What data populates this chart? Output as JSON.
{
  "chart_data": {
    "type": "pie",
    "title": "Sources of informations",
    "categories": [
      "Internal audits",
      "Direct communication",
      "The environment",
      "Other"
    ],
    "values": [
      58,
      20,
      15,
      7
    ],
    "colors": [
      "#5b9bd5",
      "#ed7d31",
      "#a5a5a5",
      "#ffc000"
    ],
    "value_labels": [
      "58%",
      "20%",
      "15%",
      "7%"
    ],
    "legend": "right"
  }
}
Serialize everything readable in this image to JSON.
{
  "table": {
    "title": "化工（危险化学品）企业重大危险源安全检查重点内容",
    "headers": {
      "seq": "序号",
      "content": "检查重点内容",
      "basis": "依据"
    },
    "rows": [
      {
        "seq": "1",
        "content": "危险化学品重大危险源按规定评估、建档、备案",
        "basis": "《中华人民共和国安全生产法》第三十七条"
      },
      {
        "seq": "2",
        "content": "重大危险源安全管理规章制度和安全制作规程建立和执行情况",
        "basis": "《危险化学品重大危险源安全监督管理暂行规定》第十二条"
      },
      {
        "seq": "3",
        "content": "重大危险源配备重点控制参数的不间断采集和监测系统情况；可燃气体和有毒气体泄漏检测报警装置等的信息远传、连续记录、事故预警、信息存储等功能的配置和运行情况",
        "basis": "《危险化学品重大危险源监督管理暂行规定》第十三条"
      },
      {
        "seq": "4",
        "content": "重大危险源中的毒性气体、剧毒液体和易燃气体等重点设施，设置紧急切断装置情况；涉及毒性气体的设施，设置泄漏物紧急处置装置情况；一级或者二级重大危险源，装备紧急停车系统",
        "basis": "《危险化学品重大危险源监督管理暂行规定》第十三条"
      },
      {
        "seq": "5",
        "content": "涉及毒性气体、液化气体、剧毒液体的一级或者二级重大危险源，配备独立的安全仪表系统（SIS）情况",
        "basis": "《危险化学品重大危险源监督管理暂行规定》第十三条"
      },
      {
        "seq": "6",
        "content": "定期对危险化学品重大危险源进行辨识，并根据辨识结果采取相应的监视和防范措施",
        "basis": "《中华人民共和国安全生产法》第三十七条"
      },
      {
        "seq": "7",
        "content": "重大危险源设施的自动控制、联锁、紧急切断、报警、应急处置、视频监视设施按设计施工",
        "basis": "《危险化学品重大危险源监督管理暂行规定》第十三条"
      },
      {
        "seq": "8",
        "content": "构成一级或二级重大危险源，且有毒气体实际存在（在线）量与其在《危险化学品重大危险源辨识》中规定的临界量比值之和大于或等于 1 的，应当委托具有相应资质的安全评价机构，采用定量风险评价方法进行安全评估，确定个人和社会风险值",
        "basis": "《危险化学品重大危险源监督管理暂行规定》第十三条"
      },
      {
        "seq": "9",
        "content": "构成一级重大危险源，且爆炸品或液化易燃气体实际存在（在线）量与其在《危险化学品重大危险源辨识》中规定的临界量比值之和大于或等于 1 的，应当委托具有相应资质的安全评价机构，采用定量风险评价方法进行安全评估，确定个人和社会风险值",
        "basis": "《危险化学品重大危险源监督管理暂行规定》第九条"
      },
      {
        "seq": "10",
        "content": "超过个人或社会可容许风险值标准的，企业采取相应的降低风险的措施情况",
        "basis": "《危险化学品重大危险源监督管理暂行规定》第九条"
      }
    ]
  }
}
---
▶ _Task statement_
Tell how many lines in the records above contain "应当委托具有相应资质的安全评价机构", giving the number and no other words.

▶ _Solution_
2